Written exercise: Please filter the material below, keeping only the lines that contain the string "title". The match is case-sensitive.

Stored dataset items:
============================================================

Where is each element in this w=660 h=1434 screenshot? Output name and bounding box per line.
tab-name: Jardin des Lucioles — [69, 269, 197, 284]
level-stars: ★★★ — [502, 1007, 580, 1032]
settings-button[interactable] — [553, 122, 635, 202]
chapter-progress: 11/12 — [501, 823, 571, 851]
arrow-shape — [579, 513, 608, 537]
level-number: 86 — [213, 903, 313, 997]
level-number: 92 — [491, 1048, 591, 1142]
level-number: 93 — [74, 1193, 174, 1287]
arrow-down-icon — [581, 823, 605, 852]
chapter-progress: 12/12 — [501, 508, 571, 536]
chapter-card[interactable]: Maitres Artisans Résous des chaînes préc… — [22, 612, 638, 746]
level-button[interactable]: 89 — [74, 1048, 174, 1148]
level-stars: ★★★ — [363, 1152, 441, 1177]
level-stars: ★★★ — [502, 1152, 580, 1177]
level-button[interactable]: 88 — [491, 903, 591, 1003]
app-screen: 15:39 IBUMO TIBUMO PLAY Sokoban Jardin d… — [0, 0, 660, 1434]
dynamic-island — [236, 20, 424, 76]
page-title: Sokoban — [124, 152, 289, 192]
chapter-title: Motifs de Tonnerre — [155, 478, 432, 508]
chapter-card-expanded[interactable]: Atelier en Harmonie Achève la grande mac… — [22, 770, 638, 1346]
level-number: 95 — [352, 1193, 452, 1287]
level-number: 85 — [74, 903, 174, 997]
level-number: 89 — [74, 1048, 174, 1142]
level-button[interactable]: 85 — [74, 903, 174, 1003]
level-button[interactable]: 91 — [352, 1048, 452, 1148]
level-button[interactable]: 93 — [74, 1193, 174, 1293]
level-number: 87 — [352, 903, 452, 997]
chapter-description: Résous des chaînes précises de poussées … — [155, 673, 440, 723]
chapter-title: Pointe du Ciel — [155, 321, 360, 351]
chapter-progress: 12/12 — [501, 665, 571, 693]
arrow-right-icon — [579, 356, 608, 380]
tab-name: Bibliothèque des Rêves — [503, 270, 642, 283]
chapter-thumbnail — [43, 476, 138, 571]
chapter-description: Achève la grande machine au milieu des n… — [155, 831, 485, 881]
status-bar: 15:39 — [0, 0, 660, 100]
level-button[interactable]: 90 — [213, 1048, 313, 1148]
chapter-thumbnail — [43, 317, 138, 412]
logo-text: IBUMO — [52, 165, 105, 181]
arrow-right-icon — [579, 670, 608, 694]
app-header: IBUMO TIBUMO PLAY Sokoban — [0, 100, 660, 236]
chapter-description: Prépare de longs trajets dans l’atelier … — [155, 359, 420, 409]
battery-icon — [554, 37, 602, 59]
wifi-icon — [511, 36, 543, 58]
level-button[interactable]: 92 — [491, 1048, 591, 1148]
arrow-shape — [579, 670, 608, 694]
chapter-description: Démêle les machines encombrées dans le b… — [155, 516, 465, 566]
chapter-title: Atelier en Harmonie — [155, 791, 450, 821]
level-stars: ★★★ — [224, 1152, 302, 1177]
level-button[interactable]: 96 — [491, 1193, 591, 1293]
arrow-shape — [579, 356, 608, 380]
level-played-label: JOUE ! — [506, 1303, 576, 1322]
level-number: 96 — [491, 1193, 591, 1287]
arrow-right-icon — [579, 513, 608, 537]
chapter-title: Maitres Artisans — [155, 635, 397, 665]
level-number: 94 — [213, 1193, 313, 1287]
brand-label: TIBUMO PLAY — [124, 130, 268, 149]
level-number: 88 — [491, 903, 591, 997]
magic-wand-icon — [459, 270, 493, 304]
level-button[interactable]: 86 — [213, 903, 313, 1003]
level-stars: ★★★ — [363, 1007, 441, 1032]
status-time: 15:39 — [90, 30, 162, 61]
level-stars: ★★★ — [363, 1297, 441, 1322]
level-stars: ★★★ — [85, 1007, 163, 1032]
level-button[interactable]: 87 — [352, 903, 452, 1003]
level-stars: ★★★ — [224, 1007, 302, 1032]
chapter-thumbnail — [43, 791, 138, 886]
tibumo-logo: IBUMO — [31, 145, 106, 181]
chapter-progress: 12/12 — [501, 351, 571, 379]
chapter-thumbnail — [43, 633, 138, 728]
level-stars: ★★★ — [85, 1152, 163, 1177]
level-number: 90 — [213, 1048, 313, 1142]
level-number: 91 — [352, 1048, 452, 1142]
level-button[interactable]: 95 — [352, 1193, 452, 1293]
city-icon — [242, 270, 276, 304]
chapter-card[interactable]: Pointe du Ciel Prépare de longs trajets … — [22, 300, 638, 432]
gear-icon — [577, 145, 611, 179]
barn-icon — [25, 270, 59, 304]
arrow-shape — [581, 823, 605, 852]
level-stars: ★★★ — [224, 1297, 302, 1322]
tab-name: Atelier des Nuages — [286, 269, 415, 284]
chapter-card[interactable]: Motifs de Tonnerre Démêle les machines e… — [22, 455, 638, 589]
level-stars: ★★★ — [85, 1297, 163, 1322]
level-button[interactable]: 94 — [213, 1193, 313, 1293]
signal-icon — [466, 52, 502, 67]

============================================================

Solution to the exercise:
page-title: Sokoban — [124, 152, 289, 192]
chapter-title: Motifs de Tonnerre — [155, 478, 432, 508]
chapter-title: Pointe du Ciel — [155, 321, 360, 351]
chapter-title: Atelier en Harmonie — [155, 791, 450, 821]
chapter-title: Maitres Artisans — [155, 635, 397, 665]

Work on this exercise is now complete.